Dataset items
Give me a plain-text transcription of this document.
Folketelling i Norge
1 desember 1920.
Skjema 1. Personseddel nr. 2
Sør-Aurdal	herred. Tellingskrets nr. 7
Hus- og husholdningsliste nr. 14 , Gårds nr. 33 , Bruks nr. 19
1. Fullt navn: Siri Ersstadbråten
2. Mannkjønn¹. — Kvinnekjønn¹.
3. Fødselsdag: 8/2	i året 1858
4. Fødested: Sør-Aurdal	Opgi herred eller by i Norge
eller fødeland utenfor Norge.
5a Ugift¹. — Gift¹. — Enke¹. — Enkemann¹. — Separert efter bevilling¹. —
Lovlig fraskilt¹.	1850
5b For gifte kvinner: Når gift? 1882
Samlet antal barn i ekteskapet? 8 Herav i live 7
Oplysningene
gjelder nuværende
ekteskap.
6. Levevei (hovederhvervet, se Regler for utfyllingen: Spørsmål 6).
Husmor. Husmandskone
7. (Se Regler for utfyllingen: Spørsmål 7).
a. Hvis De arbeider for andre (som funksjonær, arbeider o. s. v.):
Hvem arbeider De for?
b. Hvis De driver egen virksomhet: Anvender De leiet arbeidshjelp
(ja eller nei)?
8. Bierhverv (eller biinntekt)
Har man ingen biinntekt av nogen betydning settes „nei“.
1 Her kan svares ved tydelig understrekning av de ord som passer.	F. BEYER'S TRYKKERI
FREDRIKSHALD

Aim:
Write out every line of the records exactly.

Answer for the task:
Give me a plain-text transcription of this document.
Folketelling i Norge
1 desember 1920.
Skjema 1. Personseddel nr. 2
Sør-Aurdal	herred. Tellingskrets nr. 7
Hus- og husholdningsliste nr. 14 , Gårds nr. 33 , Bruks nr. 19
1. Fullt navn: Siri Ersstadbråten
2. Mannkjønn¹. — Kvinnekjønn¹.
3. Fødselsdag: 8/2	i året 1858
4. Fødested: Sør-Aurdal	Opgi herred eller by i Norge
eller fødeland utenfor Norge.
5a Ugift¹. — Gift¹. — Enke¹. — Enkemann¹. — Separert efter bevilling¹. —
Lovlig fraskilt¹.	1850
5b For gifte kvinner: Når gift? 1882
Samlet antal barn i ekteskapet? 8 Herav i live 7
Oplysningene
gjelder nuværende
ekteskap.
6. Levevei (hovederhvervet, se Regler for utfyllingen: Spørsmål 6).
Husmor. Husmandskone
7. (Se Regler for utfyllingen: Spørsmål 7).
a. Hvis De arbeider for andre (som funksjonær, arbeider o. s. v.):
Hvem arbeider De for?
b. Hvis De driver egen virksomhet: Anvender De leiet arbeidshjelp
(ja eller nei)?
8. Bierhverv (eller biinntekt)
Har man ingen biinntekt av nogen betydning settes „nei“.
1 Her kan svares ved tydelig understrekning av de ord som passer.	F. BEYER'S TRYKKERI
FREDRIKSHALD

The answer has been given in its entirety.